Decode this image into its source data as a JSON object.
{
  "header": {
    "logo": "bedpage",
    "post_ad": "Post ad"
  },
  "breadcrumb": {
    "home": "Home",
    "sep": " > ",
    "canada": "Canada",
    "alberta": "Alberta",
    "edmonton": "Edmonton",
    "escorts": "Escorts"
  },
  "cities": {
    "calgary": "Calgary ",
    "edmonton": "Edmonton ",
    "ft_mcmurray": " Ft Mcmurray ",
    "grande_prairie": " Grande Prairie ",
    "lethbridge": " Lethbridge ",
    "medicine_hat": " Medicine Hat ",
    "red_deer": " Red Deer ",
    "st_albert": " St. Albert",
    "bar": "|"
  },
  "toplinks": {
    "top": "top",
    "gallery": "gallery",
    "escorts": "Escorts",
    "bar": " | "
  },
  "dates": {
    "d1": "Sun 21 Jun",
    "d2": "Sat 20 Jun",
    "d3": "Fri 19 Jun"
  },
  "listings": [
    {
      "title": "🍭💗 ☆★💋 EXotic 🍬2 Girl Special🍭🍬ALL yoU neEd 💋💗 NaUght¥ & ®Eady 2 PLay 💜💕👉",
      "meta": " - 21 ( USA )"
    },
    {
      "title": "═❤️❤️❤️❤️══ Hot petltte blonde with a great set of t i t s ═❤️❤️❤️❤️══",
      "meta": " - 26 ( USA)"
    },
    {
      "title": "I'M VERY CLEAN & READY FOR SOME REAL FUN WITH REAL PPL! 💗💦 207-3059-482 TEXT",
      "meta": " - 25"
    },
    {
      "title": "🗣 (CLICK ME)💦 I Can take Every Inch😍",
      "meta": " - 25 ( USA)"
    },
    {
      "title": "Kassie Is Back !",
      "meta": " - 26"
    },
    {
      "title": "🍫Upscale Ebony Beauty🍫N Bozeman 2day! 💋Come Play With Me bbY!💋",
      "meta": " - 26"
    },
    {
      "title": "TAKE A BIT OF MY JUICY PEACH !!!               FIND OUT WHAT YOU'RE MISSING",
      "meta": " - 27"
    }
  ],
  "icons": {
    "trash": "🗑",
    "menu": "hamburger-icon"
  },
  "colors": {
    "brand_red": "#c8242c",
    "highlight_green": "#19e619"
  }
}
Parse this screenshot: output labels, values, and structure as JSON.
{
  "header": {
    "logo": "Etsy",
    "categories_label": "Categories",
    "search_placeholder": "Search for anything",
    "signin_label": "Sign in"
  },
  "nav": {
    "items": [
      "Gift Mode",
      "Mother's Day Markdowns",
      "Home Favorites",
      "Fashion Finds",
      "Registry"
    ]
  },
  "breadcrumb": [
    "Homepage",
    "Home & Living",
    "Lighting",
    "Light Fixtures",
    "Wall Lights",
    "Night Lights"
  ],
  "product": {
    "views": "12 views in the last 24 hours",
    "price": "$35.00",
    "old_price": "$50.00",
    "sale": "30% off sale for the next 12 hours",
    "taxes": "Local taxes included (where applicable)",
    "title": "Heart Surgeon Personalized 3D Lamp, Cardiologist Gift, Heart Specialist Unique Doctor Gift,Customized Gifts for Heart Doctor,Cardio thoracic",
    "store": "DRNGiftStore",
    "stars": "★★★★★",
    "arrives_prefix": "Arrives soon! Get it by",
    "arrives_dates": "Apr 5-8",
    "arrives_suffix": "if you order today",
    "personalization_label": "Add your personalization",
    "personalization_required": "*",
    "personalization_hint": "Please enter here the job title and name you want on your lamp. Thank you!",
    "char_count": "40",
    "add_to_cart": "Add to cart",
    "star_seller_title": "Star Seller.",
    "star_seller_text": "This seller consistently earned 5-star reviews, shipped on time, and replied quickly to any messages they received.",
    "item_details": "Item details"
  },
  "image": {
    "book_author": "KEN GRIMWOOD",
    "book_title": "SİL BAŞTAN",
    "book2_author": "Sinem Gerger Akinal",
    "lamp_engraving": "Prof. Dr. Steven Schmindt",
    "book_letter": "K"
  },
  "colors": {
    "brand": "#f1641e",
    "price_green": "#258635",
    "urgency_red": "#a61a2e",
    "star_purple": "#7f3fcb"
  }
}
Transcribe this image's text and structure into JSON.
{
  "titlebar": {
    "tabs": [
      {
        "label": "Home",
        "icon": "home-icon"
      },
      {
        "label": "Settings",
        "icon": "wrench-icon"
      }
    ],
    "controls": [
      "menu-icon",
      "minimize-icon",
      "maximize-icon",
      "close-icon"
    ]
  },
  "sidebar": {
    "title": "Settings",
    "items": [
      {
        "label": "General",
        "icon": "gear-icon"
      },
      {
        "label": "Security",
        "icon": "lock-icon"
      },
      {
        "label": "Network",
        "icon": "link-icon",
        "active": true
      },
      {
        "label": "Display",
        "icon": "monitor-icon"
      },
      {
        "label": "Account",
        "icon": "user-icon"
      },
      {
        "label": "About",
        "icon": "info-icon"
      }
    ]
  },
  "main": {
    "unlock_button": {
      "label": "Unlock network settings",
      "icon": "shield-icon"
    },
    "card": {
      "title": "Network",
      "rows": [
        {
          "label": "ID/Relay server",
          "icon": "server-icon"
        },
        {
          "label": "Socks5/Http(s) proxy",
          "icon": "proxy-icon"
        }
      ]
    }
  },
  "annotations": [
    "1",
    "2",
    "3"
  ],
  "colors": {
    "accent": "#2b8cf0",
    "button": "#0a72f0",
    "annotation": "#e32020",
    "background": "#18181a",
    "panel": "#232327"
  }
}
________________________
What you should do:
Print the listing above in its entirety, with every line exact.

Complete answer:
Decode this image into its source data as a JSON object.
{
  "header": {
    "logo": "bedpage",
    "post_ad": "Post ad"
  },
  "breadcrumb": {
    "home": "Home",
    "sep": " > ",
    "canada": "Canada",
    "alberta": "Alberta",
    "edmonton": "Edmonton",
    "escorts": "Escorts"
  },
  "cities": {
    "calgary": "Calgary ",
    "edmonton": "Edmonton ",
    "ft_mcmurray": " Ft Mcmurray ",
    "grande_prairie": " Grande Prairie ",
    "lethbridge": " Lethbridge ",
    "medicine_hat": " Medicine Hat ",
    "red_deer": " Red Deer ",
    "st_albert": " St. Albert",
    "bar": "|"
  },
  "toplinks": {
    "top": "top",
    "gallery": "gallery",
    "escorts": "Escorts",
    "bar": " | "
  },
  "dates": {
    "d1": "Sun 21 Jun",
    "d2": "Sat 20 Jun",
    "d3": "Fri 19 Jun"
  },
  "listings": [
    {
      "title": "🍭💗 ☆★💋 EXotic 🍬2 Girl Special🍭🍬ALL yoU neEd 💋💗 NaUght¥ & ®Eady 2 PLay 💜💕👉",
      "meta": " - 21 ( USA )"
    },
    {
      "title": "═❤️❤️❤️❤️══ Hot petltte blonde with a great set of t i t s ═❤️❤️❤️❤️══",
      "meta": " - 26 ( USA)"
    },
    {
      "title": "I'M VERY CLEAN & READY FOR SOME REAL FUN WITH REAL PPL! 💗💦 207-3059-482 TEXT",
      "meta": " - 25"
    },
    {
      "title": "🗣 (CLICK ME)💦 I Can take Every Inch😍",
      "meta": " - 25 ( USA)"
    },
    {
      "title": "Kassie Is Back !",
      "meta": " - 26"
    },
    {
      "title": "🍫Upscale Ebony Beauty🍫N Bozeman 2day! 💋Come Play With Me bbY!💋",
      "meta": " - 26"
    },
    {
      "title": "TAKE A BIT OF MY JUICY PEACH !!!               FIND OUT WHAT YOU'RE MISSING",
      "meta": " - 27"
    }
  ],
  "icons": {
    "trash": "🗑",
    "menu": "hamburger-icon"
  },
  "colors": {
    "brand_red": "#c8242c",
    "highlight_green": "#19e619"
  }
}
Parse this screenshot: output labels, values, and structure as JSON.
{
  "header": {
    "logo": "Etsy",
    "categories_label": "Categories",
    "search_placeholder": "Search for anything",
    "signin_label": "Sign in"
  },
  "nav": {
    "items": [
      "Gift Mode",
      "Mother's Day Markdowns",
      "Home Favorites",
      "Fashion Finds",
      "Registry"
    ]
  },
  "breadcrumb": [
    "Homepage",
    "Home & Living",
    "Lighting",
    "Light Fixtures",
    "Wall Lights",
    "Night Lights"
  ],
  "product": {
    "views": "12 views in the last 24 hours",
    "price": "$35.00",
    "old_price": "$50.00",
    "sale": "30% off sale for the next 12 hours",
    "taxes": "Local taxes included (where applicable)",
    "title": "Heart Surgeon Personalized 3D Lamp, Cardiologist Gift, Heart Specialist Unique Doctor Gift,Customized Gifts for Heart Doctor,Cardio thoracic",
    "store": "DRNGiftStore",
    "stars": "★★★★★",
    "arrives_prefix": "Arrives soon! Get it by",
    "arrives_dates": "Apr 5-8",
    "arrives_suffix": "if you order today",
    "personalization_label": "Add your personalization",
    "personalization_required": "*",
    "personalization_hint": "Please enter here the job title and name you want on your lamp. Thank you!",
    "char_count": "40",
    "add_to_cart": "Add to cart",
    "star_seller_title": "Star Seller.",
    "star_seller_text": "This seller consistently earned 5-star reviews, shipped on time, and replied quickly to any messages they received.",
    "item_details": "Item details"
  },
  "image": {
    "book_author": "KEN GRIMWOOD",
    "book_title": "SİL BAŞTAN",
    "book2_author": "Sinem Gerger Akinal",
    "lamp_engraving": "Prof. Dr. Steven Schmindt",
    "book_letter": "K"
  },
  "colors": {
    "brand": "#f1641e",
    "price_green": "#258635",
    "urgency_red": "#a61a2e",
    "star_purple": "#7f3fcb"
  }
}
Transcribe this image's text and structure into JSON.
{
  "titlebar": {
    "tabs": [
      {
        "label": "Home",
        "icon": "home-icon"
      },
      {
        "label": "Settings",
        "icon": "wrench-icon"
      }
    ],
    "controls": [
      "menu-icon",
      "minimize-icon",
      "maximize-icon",
      "close-icon"
    ]
  },
  "sidebar": {
    "title": "Settings",
    "items": [
      {
        "label": "General",
        "icon": "gear-icon"
      },
      {
        "label": "Security",
        "icon": "lock-icon"
      },
      {
        "label": "Network",
        "icon": "link-icon",
        "active": true
      },
      {
        "label": "Display",
        "icon": "monitor-icon"
      },
      {
        "label": "Account",
        "icon": "user-icon"
      },
      {
        "label": "About",
        "icon": "info-icon"
      }
    ]
  },
  "main": {
    "unlock_button": {
      "label": "Unlock network settings",
      "icon": "shield-icon"
    },
    "card": {
      "title": "Network",
      "rows": [
        {
          "label": "ID/Relay server",
          "icon": "server-icon"
        },
        {
          "label": "Socks5/Http(s) proxy",
          "icon": "proxy-icon"
        }
      ]
    }
  },
  "annotations": [
    "1",
    "2",
    "3"
  ],
  "colors": {
    "accent": "#2b8cf0",
    "button": "#0a72f0",
    "annotation": "#e32020",
    "background": "#18181a",
    "panel": "#232327"
  }
}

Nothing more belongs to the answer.